## Written problem
Scan the lines below for the string "Worship" and copy every one that has it.

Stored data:
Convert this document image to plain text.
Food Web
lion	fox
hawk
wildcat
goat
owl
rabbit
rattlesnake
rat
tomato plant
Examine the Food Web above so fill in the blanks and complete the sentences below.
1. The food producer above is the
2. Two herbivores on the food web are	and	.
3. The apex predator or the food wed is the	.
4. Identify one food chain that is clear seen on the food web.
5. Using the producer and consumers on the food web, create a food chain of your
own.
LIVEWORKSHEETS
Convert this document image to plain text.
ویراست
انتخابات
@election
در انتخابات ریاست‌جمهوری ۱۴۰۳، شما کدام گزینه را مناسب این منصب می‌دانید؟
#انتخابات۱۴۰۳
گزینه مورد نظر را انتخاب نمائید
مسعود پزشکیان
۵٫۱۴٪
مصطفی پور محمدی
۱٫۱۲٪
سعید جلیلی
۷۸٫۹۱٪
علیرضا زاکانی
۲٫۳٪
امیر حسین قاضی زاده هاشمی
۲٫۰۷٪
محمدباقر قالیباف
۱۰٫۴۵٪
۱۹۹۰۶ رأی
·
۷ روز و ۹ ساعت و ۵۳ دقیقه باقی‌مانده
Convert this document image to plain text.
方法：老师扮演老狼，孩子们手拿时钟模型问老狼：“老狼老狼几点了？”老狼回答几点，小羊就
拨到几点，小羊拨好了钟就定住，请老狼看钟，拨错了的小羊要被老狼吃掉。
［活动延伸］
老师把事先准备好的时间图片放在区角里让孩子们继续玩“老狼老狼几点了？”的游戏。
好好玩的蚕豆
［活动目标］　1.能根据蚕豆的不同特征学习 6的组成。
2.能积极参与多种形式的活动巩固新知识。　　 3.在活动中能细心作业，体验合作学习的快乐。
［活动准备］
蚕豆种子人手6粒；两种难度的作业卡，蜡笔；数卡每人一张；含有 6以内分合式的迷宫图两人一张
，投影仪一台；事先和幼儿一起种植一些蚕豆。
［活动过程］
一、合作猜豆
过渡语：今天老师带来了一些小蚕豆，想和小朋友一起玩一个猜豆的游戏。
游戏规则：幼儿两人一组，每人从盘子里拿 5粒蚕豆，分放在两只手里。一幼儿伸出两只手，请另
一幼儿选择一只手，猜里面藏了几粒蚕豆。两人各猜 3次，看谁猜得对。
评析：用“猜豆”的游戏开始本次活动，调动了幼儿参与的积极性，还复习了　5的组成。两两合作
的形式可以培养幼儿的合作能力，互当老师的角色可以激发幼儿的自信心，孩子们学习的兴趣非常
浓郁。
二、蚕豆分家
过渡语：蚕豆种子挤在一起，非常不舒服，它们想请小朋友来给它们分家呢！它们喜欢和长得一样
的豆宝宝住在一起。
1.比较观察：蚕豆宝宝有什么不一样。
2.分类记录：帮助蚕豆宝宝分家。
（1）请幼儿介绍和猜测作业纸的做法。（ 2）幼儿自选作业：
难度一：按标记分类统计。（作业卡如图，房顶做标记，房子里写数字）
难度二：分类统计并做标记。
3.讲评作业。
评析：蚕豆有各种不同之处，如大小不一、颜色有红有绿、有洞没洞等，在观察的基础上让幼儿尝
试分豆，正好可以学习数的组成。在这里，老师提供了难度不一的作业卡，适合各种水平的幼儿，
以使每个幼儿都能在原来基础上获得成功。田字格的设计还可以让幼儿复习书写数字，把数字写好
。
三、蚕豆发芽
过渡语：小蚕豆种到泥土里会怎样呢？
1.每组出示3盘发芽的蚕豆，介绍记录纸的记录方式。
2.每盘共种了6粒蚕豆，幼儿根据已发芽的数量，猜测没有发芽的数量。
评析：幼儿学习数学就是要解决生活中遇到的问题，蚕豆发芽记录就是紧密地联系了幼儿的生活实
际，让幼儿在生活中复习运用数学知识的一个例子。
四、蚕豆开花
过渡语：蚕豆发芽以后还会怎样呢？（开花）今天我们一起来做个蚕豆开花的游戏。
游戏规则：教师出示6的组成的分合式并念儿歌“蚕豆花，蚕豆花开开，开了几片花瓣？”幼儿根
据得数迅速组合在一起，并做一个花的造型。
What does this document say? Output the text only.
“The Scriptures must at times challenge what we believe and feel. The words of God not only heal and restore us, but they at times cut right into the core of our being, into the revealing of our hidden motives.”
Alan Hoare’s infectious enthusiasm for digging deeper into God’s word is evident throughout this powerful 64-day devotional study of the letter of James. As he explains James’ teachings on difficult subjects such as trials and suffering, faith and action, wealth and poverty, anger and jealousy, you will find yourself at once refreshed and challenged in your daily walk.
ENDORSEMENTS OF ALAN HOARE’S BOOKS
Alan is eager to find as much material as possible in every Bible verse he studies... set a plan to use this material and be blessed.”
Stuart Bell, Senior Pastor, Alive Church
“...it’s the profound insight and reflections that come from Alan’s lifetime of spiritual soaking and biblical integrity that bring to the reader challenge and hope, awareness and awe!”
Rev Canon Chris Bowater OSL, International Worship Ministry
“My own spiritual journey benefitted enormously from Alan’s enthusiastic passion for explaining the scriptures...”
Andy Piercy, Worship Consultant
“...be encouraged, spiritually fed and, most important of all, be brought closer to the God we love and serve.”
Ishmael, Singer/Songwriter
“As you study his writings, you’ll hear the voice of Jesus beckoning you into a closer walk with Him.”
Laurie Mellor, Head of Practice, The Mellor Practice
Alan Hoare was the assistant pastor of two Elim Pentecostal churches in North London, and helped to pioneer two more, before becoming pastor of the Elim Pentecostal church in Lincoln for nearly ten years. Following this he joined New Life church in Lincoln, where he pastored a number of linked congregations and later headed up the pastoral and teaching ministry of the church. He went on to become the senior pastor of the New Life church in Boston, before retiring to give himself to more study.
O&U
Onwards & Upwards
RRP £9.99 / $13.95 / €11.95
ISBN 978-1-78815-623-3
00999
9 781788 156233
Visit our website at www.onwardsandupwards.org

## The answer
Rev Canon Chris Bowater OSL, International Worship Ministry
Andy Piercy, Worship Consultant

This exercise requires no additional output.